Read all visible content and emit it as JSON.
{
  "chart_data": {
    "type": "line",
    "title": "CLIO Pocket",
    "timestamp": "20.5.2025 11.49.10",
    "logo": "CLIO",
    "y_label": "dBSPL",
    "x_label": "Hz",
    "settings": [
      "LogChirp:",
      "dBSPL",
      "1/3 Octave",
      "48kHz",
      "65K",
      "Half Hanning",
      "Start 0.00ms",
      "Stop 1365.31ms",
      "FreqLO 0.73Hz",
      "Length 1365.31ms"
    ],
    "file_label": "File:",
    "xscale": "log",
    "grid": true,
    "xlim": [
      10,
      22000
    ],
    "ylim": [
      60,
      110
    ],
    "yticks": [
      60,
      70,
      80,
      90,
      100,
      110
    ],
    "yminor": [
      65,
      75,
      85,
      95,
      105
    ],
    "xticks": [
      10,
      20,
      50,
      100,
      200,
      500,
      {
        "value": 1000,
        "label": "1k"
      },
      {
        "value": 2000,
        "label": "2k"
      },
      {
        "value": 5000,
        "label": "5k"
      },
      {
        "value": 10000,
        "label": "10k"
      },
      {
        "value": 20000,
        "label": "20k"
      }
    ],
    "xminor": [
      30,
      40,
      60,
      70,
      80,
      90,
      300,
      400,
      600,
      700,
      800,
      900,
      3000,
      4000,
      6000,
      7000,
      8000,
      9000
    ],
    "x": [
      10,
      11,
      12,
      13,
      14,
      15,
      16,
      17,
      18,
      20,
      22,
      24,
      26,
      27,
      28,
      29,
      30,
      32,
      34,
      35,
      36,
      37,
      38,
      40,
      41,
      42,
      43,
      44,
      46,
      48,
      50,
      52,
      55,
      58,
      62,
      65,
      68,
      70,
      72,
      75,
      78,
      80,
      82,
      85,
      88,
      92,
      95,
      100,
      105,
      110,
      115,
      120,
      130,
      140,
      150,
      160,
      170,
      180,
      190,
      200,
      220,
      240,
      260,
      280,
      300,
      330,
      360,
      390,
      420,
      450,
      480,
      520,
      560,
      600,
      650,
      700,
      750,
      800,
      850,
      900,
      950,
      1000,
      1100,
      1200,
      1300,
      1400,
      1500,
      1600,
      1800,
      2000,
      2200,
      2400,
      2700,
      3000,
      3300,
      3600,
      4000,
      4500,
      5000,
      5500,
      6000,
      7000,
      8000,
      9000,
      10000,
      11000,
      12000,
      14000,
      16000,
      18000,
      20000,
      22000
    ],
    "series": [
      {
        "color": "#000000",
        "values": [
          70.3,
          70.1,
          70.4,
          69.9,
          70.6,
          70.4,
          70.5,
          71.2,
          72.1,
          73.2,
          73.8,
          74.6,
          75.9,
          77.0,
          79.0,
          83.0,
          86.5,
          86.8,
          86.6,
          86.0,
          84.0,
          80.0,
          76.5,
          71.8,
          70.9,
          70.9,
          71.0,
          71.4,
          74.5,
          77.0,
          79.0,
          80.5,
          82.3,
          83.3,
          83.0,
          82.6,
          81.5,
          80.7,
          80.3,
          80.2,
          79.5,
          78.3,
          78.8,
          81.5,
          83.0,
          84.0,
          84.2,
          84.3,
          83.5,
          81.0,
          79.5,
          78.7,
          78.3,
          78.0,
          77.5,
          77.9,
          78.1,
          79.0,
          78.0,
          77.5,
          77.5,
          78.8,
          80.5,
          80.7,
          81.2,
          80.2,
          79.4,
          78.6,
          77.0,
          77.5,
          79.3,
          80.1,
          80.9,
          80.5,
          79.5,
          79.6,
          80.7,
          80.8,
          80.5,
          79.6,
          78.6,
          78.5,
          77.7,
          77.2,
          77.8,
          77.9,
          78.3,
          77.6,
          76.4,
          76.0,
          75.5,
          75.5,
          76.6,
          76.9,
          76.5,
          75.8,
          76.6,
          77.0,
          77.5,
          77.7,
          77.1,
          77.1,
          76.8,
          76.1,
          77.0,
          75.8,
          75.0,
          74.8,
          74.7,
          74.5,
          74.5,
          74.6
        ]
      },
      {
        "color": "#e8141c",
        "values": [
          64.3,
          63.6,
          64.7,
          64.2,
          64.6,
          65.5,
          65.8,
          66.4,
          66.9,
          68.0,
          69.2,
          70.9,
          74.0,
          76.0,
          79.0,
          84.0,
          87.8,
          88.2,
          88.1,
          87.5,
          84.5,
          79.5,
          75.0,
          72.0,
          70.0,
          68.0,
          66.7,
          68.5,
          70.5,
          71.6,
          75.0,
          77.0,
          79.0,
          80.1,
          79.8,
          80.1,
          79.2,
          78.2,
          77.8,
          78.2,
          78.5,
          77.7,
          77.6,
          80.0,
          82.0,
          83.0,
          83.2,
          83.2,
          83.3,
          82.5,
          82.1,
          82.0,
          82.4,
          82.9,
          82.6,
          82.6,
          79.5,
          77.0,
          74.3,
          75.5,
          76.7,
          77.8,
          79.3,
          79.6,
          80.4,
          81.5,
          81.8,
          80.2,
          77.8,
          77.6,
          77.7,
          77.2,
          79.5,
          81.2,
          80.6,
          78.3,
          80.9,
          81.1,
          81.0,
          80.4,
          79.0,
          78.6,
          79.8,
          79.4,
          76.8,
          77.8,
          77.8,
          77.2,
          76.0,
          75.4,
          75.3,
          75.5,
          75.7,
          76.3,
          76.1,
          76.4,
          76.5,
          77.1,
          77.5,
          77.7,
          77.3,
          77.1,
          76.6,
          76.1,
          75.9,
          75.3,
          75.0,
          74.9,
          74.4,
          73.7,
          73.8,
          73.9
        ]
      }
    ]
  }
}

+ + + +

DIRECTIONS FOR THIS TASK ▸
Quote all the records. Keep every word exact.

THE SOLUTION ▸
Read all visible content and emit it as JSON.
{
  "chart_data": {
    "type": "line",
    "title": "CLIO Pocket",
    "timestamp": "20.5.2025 11.49.10",
    "logo": "CLIO",
    "y_label": "dBSPL",
    "x_label": "Hz",
    "settings": [
      "LogChirp:",
      "dBSPL",
      "1/3 Octave",
      "48kHz",
      "65K",
      "Half Hanning",
      "Start 0.00ms",
      "Stop 1365.31ms",
      "FreqLO 0.73Hz",
      "Length 1365.31ms"
    ],
    "file_label": "File:",
    "xscale": "log",
    "grid": true,
    "xlim": [
      10,
      22000
    ],
    "ylim": [
      60,
      110
    ],
    "yticks": [
      60,
      70,
      80,
      90,
      100,
      110
    ],
    "yminor": [
      65,
      75,
      85,
      95,
      105
    ],
    "xticks": [
      10,
      20,
      50,
      100,
      200,
      500,
      {
        "value": 1000,
        "label": "1k"
      },
      {
        "value": 2000,
        "label": "2k"
      },
      {
        "value": 5000,
        "label": "5k"
      },
      {
        "value": 10000,
        "label": "10k"
      },
      {
        "value": 20000,
        "label": "20k"
      }
    ],
    "xminor": [
      30,
      40,
      60,
      70,
      80,
      90,
      300,
      400,
      600,
      700,
      800,
      900,
      3000,
      4000,
      6000,
      7000,
      8000,
      9000
    ],
    "x": [
      10,
      11,
      12,
      13,
      14,
      15,
      16,
      17,
      18,
      20,
      22,
      24,
      26,
      27,
      28,
      29,
      30,
      32,
      34,
      35,
      36,
      37,
      38,
      40,
      41,
      42,
      43,
      44,
      46,
      48,
      50,
      52,
      55,
      58,
      62,
      65,
      68,
      70,
      72,
      75,
      78,
      80,
      82,
      85,
      88,
      92,
      95,
      100,
      105,
      110,
      115,
      120,
      130,
      140,
      150,
      160,
      170,
      180,
      190,
      200,
      220,
      240,
      260,
      280,
      300,
      330,
      360,
      390,
      420,
      450,
      480,
      520,
      560,
      600,
      650,
      700,
      750,
      800,
      850,
      900,
      950,
      1000,
      1100,
      1200,
      1300,
      1400,
      1500,
      1600,
      1800,
      2000,
      2200,
      2400,
      2700,
      3000,
      3300,
      3600,
      4000,
      4500,
      5000,
      5500,
      6000,
      7000,
      8000,
      9000,
      10000,
      11000,
      12000,
      14000,
      16000,
      18000,
      20000,
      22000
    ],
    "series": [
      {
        "color": "#000000",
        "values": [
          70.3,
          70.1,
          70.4,
          69.9,
          70.6,
          70.4,
          70.5,
          71.2,
          72.1,
          73.2,
          73.8,
          74.6,
          75.9,
          77.0,
          79.0,
          83.0,
          86.5,
          86.8,
          86.6,
          86.0,
          84.0,
          80.0,
          76.5,
          71.8,
          70.9,
          70.9,
          71.0,
          71.4,
          74.5,
          77.0,
          79.0,
          80.5,
          82.3,
          83.3,
          83.0,
          82.6,
          81.5,
          80.7,
          80.3,
          80.2,
          79.5,
          78.3,
          78.8,
          81.5,
          83.0,
          84.0,
          84.2,
          84.3,
          83.5,
          81.0,
          79.5,
          78.7,
          78.3,
          78.0,
          77.5,
          77.9,
          78.1,
          79.0,
          78.0,
          77.5,
          77.5,
          78.8,
          80.5,
          80.7,
          81.2,
          80.2,
          79.4,
          78.6,
          77.0,
          77.5,
          79.3,
          80.1,
          80.9,
          80.5,
          79.5,
          79.6,
          80.7,
          80.8,
          80.5,
          79.6,
          78.6,
          78.5,
          77.7,
          77.2,
          77.8,
          77.9,
          78.3,
          77.6,
          76.4,
          76.0,
          75.5,
          75.5,
          76.6,
          76.9,
          76.5,
          75.8,
          76.6,
          77.0,
          77.5,
          77.7,
          77.1,
          77.1,
          76.8,
          76.1,
          77.0,
          75.8,
          75.0,
          74.8,
          74.7,
          74.5,
          74.5,
          74.6
        ]
      },
      {
        "color": "#e8141c",
        "values": [
          64.3,
          63.6,
          64.7,
          64.2,
          64.6,
          65.5,
          65.8,
          66.4,
          66.9,
          68.0,
          69.2,
          70.9,
          74.0,
          76.0,
          79.0,
          84.0,
          87.8,
          88.2,
          88.1,
          87.5,
          84.5,
          79.5,
          75.0,
          72.0,
          70.0,
          68.0,
          66.7,
          68.5,
          70.5,
          71.6,
          75.0,
          77.0,
          79.0,
          80.1,
          79.8,
          80.1,
          79.2,
          78.2,
          77.8,
          78.2,
          78.5,
          77.7,
          77.6,
          80.0,
          82.0,
          83.0,
          83.2,
          83.2,
          83.3,
          82.5,
          82.1,
          82.0,
          82.4,
          82.9,
          82.6,
          82.6,
          79.5,
          77.0,
          74.3,
          75.5,
          76.7,
          77.8,
          79.3,
          79.6,
          80.4,
          81.5,
          81.8,
          80.2,
          77.8,
          77.6,
          77.7,
          77.2,
          79.5,
          81.2,
          80.6,
          78.3,
          80.9,
          81.1,
          81.0,
          80.4,
          79.0,
          78.6,
          79.8,
          79.4,
          76.8,
          77.8,
          77.8,
          77.2,
          76.0,
          75.4,
          75.3,
          75.5,
          75.7,
          76.3,
          76.1,
          76.4,
          76.5,
          77.1,
          77.5,
          77.7,
          77.3,
          77.1,
          76.6,
          76.1,
          75.9,
          75.3,
          75.0,
          74.9,
          74.4,
          73.7,
          73.8,
          73.9
        ]
      }
    ]
  }
}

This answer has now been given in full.